Search the entries below. Return every line that has "structured" in it.

----

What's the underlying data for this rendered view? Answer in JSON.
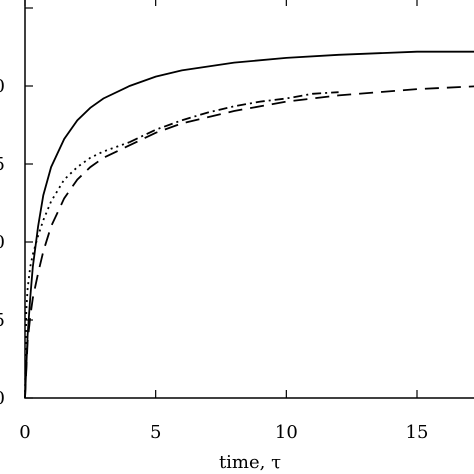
{
  "chart_data": {
    "type": "line",
    "xlabel": "time, τ",
    "ylabel": "",
    "xlim": [
      0,
      17.5
    ],
    "ylim": [
      0,
      1.25
    ],
    "x_ticks": [
      0,
      5,
      10,
      15
    ],
    "x_tick_labels": [
      "0",
      "5",
      "10",
      "15"
    ],
    "y_ticks": [
      0,
      0.25,
      0.5,
      0.75,
      1.0,
      1.25
    ],
    "y_tick_labels_visible": [
      "0",
      "5",
      "0",
      "5",
      "0",
      ""
    ],
    "grid": false,
    "series": [
      {
        "style": "solid",
        "x": [
          0,
          0.1,
          0.2,
          0.3,
          0.5,
          0.7,
          1.0,
          1.5,
          2.0,
          2.5,
          3.0,
          4.0,
          5.0,
          6.0,
          8.0,
          10.0,
          12.0,
          15.0,
          17.5
        ],
        "y": [
          0,
          0.2,
          0.32,
          0.42,
          0.55,
          0.65,
          0.74,
          0.83,
          0.89,
          0.93,
          0.96,
          1.0,
          1.03,
          1.05,
          1.075,
          1.09,
          1.1,
          1.11,
          1.11
        ]
      },
      {
        "style": "dotted",
        "x": [
          0,
          0.05,
          0.1,
          0.2,
          0.3,
          0.5,
          0.7,
          1.0,
          1.5,
          2.0,
          2.5,
          3.0,
          4.0
        ],
        "y": [
          0,
          0.28,
          0.35,
          0.42,
          0.46,
          0.52,
          0.57,
          0.63,
          0.7,
          0.74,
          0.77,
          0.79,
          0.82
        ]
      },
      {
        "style": "dashdot",
        "x": [
          4.0,
          5.0,
          6.0,
          7.0,
          8.0,
          9.0,
          10.0,
          11.0,
          12.0
        ],
        "y": [
          0.82,
          0.86,
          0.89,
          0.915,
          0.935,
          0.95,
          0.96,
          0.975,
          0.98
        ]
      },
      {
        "style": "dashed",
        "x": [
          0,
          0.1,
          0.2,
          0.3,
          0.5,
          0.7,
          1.0,
          1.5,
          2.0,
          2.5,
          3.0,
          4.0,
          5.0,
          6.0,
          8.0,
          10.0,
          12.0,
          15.0,
          17.5
        ],
        "y": [
          0,
          0.18,
          0.26,
          0.32,
          0.4,
          0.47,
          0.55,
          0.64,
          0.7,
          0.74,
          0.77,
          0.81,
          0.85,
          0.88,
          0.92,
          0.95,
          0.97,
          0.99,
          1.0
        ]
      }
    ]
  }
}
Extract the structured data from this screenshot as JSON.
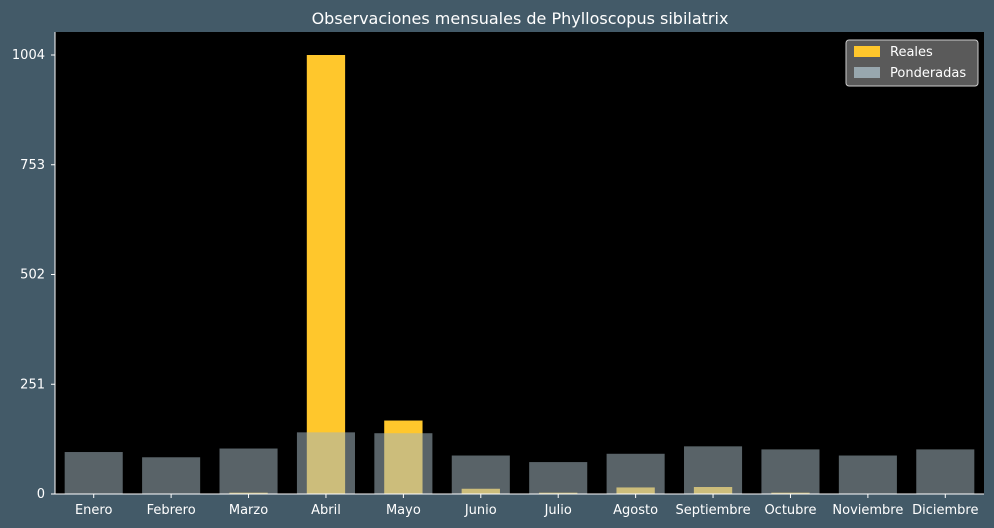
{
  "chart_data": {
    "type": "bar",
    "title": "Observaciones mensuales de Phylloscopus sibilatrix",
    "xlabel": "",
    "ylabel": "",
    "ylim": [
      0,
      1004
    ],
    "yticks": [
      0,
      251,
      502,
      753,
      1004
    ],
    "grid": false,
    "legend_position": "top-right",
    "categories": [
      "Enero",
      "Febrero",
      "Marzo",
      "Abril",
      "Mayo",
      "Junio",
      "Julio",
      "Agosto",
      "Septiembre",
      "Octubre",
      "Noviembre",
      "Diciembre"
    ],
    "series": [
      {
        "name": "Reales",
        "color": "#ffc72c",
        "values": [
          0,
          0,
          3,
          1004,
          168,
          12,
          3,
          15,
          16,
          3,
          0,
          0
        ]
      },
      {
        "name": "Ponderadas",
        "color": "#a3b5bd",
        "opacity": 0.55,
        "values": [
          96,
          84,
          104,
          141,
          139,
          88,
          73,
          92,
          109,
          102,
          88,
          102
        ]
      }
    ]
  },
  "colors": {
    "background": "#435a68",
    "plot_background": "#000000",
    "text": "#ffffff",
    "legend_background": "#5a5a5a"
  }
}
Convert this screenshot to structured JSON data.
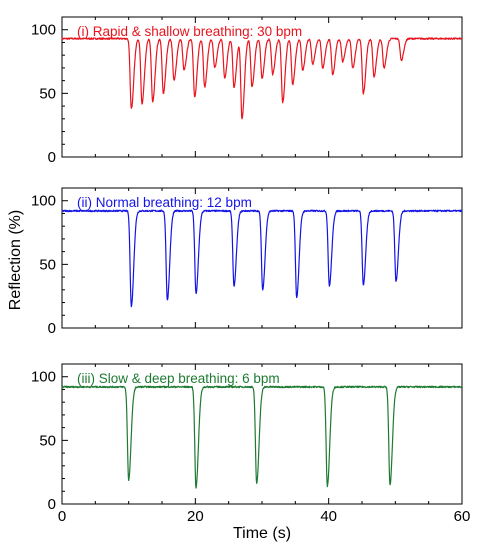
{
  "chart_data": {
    "type": "line",
    "xlabel": "Time (s)",
    "ylabel": "Reflection (%)",
    "xlim": [
      0,
      60
    ],
    "ylim": [
      0,
      110
    ],
    "x_ticks": [
      0,
      20,
      40,
      60
    ],
    "y_ticks": [
      0,
      50,
      100
    ],
    "grid": false,
    "panels": [
      {
        "title": "(i) Rapid & shallow breathing: 30 bpm",
        "color": "#e8141e",
        "baseline": 93,
        "dips": [
          {
            "x": 10.4,
            "min": 38
          },
          {
            "x": 12.0,
            "min": 42
          },
          {
            "x": 13.6,
            "min": 43
          },
          {
            "x": 15.2,
            "min": 50
          },
          {
            "x": 16.8,
            "min": 60
          },
          {
            "x": 18.3,
            "min": 68
          },
          {
            "x": 19.9,
            "min": 47
          },
          {
            "x": 21.4,
            "min": 55
          },
          {
            "x": 22.9,
            "min": 70
          },
          {
            "x": 24.4,
            "min": 62
          },
          {
            "x": 25.8,
            "min": 55
          },
          {
            "x": 27.0,
            "min": 30
          },
          {
            "x": 28.5,
            "min": 55
          },
          {
            "x": 30.0,
            "min": 62
          },
          {
            "x": 31.6,
            "min": 65
          },
          {
            "x": 33.1,
            "min": 43
          },
          {
            "x": 34.6,
            "min": 57
          },
          {
            "x": 36.1,
            "min": 68
          },
          {
            "x": 37.6,
            "min": 73
          },
          {
            "x": 39.1,
            "min": 70
          },
          {
            "x": 40.6,
            "min": 65
          },
          {
            "x": 42.1,
            "min": 75
          },
          {
            "x": 43.6,
            "min": 70
          },
          {
            "x": 45.2,
            "min": 50
          },
          {
            "x": 46.8,
            "min": 63
          },
          {
            "x": 48.3,
            "min": 70
          },
          {
            "x": 50.9,
            "min": 76
          }
        ]
      },
      {
        "title": "(ii) Normal breathing: 12 bpm",
        "color": "#1414e6",
        "baseline": 92,
        "dips": [
          {
            "x": 10.4,
            "min": 17
          },
          {
            "x": 15.8,
            "min": 22
          },
          {
            "x": 20.1,
            "min": 27
          },
          {
            "x": 25.8,
            "min": 33
          },
          {
            "x": 30.1,
            "min": 30
          },
          {
            "x": 35.2,
            "min": 24
          },
          {
            "x": 40.1,
            "min": 33
          },
          {
            "x": 45.2,
            "min": 34
          },
          {
            "x": 50.1,
            "min": 37
          }
        ]
      },
      {
        "title": "(iii) Slow & deep breathing: 6 bpm",
        "color": "#1e7a32",
        "baseline": 92,
        "dips": [
          {
            "x": 10.0,
            "min": 19
          },
          {
            "x": 20.1,
            "min": 13
          },
          {
            "x": 29.2,
            "min": 16
          },
          {
            "x": 39.8,
            "min": 14
          },
          {
            "x": 49.2,
            "min": 15
          }
        ]
      }
    ]
  }
}
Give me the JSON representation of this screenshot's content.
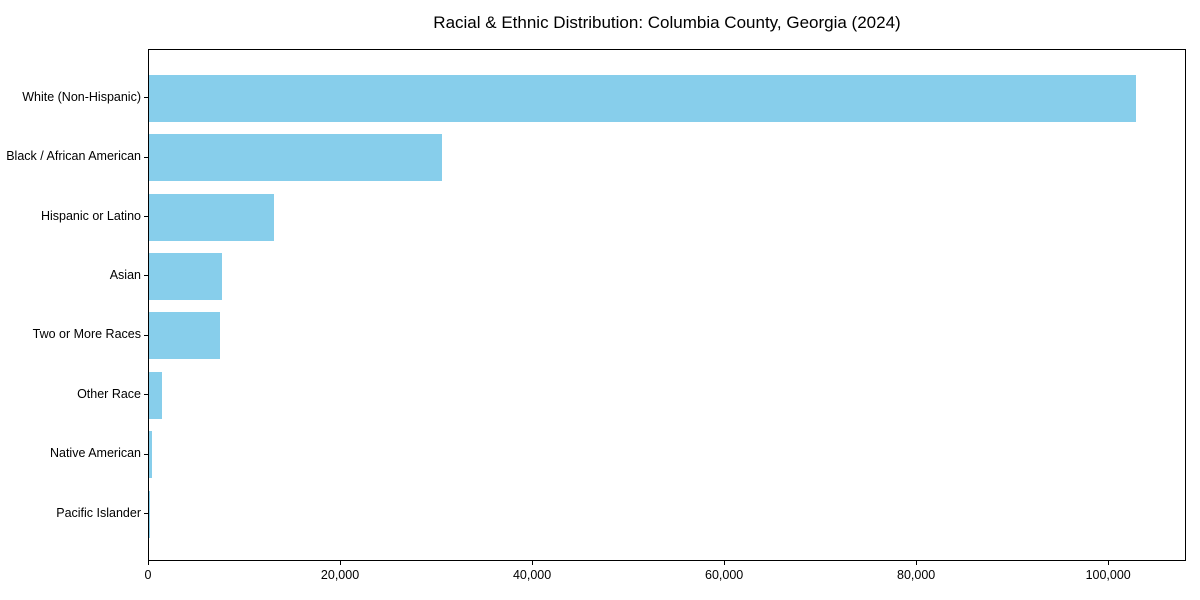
{
  "chart_data": {
    "type": "bar",
    "orientation": "horizontal",
    "title": "Racial & Ethnic Distribution: Columbia County, Georgia (2024)",
    "categories": [
      "White (Non-Hispanic)",
      "Black / African American",
      "Hispanic or Latino",
      "Asian",
      "Two or More Races",
      "Other Race",
      "Native American",
      "Pacific Islander"
    ],
    "values": [
      102900,
      30500,
      13000,
      7650,
      7350,
      1400,
      300,
      100
    ],
    "xlabel": "",
    "ylabel": "",
    "xlim": [
      0,
      108000
    ],
    "x_ticks": [
      0,
      20000,
      40000,
      60000,
      80000,
      100000
    ],
    "x_tick_labels": [
      "0",
      "20,000",
      "40,000",
      "60,000",
      "80,000",
      "100,000"
    ],
    "bar_color": "#87CEEB",
    "background_color": "#FFFFFF",
    "text_color": "#000000",
    "grid": false,
    "legend_position": "none"
  }
}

----

Reply:
Extract the structured data from this screenshot as JSON.
Convert this screenshot to structured JSON data.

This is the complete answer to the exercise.